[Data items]
»»

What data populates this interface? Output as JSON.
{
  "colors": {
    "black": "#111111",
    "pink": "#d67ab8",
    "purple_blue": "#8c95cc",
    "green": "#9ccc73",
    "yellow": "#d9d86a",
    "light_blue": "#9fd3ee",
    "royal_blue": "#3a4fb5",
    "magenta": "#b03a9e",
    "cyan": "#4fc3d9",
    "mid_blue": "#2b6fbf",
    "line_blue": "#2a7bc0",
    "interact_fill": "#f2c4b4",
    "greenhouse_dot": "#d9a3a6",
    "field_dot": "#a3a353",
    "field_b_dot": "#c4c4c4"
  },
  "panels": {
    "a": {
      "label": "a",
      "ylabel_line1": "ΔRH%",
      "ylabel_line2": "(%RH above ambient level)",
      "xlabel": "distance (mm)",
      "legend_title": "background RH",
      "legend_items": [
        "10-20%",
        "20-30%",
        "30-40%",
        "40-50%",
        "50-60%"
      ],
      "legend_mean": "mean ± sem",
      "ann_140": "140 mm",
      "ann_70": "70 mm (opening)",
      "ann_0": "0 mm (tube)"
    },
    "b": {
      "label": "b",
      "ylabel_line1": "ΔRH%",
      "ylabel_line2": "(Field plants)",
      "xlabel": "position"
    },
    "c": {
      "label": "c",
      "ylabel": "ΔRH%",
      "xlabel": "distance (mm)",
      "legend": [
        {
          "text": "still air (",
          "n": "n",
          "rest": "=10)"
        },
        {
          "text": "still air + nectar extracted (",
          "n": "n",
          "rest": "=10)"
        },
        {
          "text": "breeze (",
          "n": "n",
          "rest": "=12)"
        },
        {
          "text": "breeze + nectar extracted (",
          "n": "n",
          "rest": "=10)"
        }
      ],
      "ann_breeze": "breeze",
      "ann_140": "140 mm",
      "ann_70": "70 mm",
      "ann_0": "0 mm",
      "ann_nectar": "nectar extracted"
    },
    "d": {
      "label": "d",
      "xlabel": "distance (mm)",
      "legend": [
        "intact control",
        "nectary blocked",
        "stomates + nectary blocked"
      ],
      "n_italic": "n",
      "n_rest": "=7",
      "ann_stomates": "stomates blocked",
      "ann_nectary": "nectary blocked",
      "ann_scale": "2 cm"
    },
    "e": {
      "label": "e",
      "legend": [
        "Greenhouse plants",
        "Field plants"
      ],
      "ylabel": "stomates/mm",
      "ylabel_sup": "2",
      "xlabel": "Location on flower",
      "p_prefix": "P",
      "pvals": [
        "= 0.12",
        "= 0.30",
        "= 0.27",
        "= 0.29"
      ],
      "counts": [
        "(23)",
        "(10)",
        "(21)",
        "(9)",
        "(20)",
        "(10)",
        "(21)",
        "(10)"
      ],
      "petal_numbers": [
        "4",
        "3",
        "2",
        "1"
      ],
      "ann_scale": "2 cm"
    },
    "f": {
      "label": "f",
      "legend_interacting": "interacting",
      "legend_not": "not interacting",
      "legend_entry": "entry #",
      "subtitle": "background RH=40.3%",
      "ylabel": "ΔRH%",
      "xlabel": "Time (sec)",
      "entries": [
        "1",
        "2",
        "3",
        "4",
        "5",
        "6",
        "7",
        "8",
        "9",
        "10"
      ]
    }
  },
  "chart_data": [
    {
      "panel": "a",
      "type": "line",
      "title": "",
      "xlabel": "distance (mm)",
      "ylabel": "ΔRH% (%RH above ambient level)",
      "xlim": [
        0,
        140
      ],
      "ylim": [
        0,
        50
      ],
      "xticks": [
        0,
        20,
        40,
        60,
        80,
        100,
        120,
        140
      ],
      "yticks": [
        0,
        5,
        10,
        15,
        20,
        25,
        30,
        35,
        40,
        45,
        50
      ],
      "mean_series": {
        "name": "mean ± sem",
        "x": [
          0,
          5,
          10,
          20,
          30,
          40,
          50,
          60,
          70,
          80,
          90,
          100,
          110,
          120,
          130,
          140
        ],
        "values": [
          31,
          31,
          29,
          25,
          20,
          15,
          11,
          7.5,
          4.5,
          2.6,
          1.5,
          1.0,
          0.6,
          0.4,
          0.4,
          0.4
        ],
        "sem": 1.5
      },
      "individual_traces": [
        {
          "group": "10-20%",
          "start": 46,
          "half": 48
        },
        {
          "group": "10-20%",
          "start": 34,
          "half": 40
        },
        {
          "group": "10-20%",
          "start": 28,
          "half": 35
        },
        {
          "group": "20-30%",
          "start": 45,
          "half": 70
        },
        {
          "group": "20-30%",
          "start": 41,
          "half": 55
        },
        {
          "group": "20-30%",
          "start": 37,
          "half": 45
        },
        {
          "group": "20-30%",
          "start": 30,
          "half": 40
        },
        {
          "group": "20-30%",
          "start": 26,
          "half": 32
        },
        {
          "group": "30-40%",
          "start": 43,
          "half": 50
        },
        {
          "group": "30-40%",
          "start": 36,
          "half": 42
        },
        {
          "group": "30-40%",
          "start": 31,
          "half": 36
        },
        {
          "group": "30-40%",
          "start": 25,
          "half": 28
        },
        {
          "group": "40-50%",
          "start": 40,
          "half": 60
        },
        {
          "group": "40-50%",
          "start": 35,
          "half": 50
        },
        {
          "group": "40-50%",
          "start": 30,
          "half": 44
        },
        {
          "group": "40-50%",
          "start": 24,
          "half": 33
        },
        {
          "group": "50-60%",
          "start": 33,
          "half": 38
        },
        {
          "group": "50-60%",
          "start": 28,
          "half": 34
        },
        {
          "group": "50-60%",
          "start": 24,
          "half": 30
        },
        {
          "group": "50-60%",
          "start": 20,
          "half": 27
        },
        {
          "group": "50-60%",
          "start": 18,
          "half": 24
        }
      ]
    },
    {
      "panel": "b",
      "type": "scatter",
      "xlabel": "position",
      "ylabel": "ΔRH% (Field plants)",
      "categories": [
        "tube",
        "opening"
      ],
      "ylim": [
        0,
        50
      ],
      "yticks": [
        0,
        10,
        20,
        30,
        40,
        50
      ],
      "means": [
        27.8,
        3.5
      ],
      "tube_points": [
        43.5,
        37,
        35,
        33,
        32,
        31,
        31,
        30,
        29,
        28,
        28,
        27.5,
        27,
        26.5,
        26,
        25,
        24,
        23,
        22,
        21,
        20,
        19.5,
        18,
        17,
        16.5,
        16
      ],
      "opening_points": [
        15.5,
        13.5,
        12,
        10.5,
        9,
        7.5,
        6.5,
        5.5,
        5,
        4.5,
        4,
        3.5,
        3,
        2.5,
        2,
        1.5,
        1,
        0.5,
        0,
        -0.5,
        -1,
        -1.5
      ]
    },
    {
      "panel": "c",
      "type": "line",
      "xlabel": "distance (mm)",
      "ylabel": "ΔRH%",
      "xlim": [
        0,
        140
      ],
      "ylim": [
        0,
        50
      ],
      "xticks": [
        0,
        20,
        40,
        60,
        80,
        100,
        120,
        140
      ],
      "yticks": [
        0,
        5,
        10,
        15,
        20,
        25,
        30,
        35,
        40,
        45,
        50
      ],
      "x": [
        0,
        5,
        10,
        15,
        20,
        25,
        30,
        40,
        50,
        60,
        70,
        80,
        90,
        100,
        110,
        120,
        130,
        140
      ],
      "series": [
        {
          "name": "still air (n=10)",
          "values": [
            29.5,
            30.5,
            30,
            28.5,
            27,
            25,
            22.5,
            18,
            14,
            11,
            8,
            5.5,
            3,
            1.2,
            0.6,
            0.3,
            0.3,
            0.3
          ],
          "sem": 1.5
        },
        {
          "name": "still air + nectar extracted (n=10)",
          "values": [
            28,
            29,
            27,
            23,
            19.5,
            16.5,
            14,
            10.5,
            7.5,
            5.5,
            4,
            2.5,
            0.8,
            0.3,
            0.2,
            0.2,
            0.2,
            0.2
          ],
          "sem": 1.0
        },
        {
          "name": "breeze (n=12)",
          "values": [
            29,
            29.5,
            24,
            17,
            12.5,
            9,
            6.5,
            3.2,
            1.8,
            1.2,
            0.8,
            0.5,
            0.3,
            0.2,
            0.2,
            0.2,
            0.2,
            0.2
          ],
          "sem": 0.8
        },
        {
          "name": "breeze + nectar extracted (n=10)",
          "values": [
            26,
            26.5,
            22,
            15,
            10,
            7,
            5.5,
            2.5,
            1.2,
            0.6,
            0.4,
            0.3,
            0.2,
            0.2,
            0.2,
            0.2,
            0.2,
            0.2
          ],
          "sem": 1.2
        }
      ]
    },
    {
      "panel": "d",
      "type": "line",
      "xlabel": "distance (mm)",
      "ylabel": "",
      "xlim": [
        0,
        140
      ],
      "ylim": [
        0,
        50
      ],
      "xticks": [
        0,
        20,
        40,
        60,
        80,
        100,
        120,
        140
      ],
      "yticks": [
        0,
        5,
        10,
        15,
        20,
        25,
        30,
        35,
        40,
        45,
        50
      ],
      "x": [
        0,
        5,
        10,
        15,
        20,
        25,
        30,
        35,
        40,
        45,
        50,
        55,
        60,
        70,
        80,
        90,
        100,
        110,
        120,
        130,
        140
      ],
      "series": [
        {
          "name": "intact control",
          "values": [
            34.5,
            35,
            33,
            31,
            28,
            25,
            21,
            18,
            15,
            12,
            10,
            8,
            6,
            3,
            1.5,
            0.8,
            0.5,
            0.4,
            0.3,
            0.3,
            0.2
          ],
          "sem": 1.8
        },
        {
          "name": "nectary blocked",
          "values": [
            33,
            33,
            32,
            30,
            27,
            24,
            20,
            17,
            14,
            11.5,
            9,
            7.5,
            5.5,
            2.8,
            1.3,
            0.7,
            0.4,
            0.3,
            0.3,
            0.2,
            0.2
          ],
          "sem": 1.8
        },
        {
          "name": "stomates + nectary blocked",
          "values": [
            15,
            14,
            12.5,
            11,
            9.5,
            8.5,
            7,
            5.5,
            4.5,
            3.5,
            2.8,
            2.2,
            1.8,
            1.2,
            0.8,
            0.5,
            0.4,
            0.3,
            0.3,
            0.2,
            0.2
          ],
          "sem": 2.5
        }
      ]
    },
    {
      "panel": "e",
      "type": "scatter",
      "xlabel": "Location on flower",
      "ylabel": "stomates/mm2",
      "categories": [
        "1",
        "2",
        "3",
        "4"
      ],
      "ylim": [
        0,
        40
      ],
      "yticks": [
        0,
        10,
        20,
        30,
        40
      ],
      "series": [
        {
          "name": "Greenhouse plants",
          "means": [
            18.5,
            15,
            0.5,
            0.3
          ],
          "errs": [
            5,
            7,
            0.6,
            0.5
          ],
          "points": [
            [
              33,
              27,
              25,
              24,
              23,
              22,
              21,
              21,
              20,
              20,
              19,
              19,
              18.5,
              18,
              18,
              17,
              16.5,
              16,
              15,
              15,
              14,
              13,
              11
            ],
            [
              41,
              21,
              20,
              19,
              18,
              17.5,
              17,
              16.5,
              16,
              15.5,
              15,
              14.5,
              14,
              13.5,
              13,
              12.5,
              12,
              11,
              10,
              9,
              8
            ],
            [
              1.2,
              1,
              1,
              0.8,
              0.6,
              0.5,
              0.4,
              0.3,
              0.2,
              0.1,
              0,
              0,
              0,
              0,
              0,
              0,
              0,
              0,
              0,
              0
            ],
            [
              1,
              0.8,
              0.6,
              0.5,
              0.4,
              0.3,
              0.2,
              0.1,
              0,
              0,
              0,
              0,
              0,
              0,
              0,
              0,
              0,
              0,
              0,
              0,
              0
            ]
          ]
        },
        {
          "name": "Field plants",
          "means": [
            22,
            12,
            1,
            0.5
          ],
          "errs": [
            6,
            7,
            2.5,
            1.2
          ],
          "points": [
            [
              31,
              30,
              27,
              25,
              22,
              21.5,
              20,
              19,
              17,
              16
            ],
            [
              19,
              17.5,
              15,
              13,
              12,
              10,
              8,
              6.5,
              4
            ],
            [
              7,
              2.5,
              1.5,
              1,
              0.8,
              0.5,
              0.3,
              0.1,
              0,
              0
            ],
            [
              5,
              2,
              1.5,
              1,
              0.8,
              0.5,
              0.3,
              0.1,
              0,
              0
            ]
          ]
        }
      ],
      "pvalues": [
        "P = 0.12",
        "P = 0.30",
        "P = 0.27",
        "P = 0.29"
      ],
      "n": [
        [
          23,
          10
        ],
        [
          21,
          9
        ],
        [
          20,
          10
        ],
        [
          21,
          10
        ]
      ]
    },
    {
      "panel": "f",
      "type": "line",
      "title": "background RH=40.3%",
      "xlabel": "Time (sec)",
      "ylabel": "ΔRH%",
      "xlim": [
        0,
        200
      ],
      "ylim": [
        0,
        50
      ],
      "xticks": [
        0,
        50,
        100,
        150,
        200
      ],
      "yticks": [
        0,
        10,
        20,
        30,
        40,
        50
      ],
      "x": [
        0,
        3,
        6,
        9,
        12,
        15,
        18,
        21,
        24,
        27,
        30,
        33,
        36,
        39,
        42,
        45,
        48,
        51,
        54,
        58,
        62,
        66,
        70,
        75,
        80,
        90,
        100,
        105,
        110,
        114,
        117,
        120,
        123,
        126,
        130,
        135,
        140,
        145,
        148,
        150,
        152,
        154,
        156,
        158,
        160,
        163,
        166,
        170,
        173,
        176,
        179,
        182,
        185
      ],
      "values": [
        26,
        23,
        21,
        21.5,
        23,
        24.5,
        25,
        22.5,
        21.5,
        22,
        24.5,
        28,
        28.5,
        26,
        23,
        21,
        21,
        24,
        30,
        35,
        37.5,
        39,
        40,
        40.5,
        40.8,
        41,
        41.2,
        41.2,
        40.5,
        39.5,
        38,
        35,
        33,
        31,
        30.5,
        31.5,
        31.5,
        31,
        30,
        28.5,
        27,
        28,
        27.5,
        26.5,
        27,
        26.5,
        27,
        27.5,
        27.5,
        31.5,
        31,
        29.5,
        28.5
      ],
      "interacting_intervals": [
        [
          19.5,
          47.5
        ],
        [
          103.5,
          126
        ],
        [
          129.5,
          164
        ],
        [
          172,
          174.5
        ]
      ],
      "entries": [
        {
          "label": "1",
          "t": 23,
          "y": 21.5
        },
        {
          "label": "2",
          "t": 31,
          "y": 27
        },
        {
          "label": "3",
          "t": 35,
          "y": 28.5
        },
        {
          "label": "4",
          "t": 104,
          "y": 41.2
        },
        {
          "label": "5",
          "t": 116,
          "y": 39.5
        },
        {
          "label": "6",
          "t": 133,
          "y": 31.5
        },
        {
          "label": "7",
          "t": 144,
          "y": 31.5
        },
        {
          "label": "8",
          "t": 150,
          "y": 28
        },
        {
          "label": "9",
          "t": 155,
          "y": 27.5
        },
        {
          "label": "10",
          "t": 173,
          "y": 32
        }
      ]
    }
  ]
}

««

Single out each line of the records above with the string "extracted" in it, and copy it.

Output »
          "text": "still air + nectar extracted (",
          "text": "breeze + nectar extracted (",
      "ann_nectar": "nectar extracted"
          "name": "still air + nectar extracted (n=10)",
          "name": "breeze + nectar extracted (n=10)",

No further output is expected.